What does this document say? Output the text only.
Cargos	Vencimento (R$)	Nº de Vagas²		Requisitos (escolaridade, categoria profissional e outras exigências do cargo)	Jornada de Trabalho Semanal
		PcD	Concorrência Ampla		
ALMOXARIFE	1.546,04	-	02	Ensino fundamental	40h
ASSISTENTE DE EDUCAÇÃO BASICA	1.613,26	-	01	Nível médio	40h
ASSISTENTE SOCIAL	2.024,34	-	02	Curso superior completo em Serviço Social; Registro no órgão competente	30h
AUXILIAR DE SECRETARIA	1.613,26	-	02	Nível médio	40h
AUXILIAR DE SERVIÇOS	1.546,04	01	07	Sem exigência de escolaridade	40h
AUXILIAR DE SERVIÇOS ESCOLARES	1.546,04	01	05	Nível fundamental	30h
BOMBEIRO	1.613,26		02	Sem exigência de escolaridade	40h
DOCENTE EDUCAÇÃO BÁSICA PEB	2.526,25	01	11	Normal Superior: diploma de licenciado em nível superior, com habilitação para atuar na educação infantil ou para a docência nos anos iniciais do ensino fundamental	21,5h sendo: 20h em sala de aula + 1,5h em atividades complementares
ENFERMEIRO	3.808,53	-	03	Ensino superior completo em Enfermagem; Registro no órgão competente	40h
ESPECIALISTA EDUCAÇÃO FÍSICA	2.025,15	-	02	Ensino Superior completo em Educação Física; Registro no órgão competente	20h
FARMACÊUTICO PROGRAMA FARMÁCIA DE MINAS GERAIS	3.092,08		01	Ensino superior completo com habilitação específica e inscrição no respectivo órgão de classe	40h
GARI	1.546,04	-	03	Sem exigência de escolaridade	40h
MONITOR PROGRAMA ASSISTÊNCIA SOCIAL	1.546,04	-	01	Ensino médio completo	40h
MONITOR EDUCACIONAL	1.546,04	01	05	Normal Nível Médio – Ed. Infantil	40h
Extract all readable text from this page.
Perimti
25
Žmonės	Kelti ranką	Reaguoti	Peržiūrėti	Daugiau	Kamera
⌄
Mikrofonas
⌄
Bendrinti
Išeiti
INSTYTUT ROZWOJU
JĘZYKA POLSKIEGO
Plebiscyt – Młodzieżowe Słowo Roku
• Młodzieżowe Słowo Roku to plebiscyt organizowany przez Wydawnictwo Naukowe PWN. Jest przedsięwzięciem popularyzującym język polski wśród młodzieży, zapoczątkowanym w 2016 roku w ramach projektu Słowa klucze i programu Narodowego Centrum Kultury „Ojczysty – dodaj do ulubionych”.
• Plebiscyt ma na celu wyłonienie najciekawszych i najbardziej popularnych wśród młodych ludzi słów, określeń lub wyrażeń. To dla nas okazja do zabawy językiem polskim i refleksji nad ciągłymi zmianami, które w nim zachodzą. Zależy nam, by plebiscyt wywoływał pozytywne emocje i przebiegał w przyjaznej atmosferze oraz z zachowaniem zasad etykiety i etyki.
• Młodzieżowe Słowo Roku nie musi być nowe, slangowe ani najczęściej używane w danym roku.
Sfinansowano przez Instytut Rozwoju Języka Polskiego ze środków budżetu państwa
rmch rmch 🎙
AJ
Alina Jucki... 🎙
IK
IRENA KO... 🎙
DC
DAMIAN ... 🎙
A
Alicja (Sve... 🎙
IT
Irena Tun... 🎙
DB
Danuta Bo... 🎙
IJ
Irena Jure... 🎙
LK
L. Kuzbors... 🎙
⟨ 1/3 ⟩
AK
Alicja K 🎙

STATED TASK
Tally the lines containing "PROGRAMA". Provide the number without any other words.

SOLUTION
2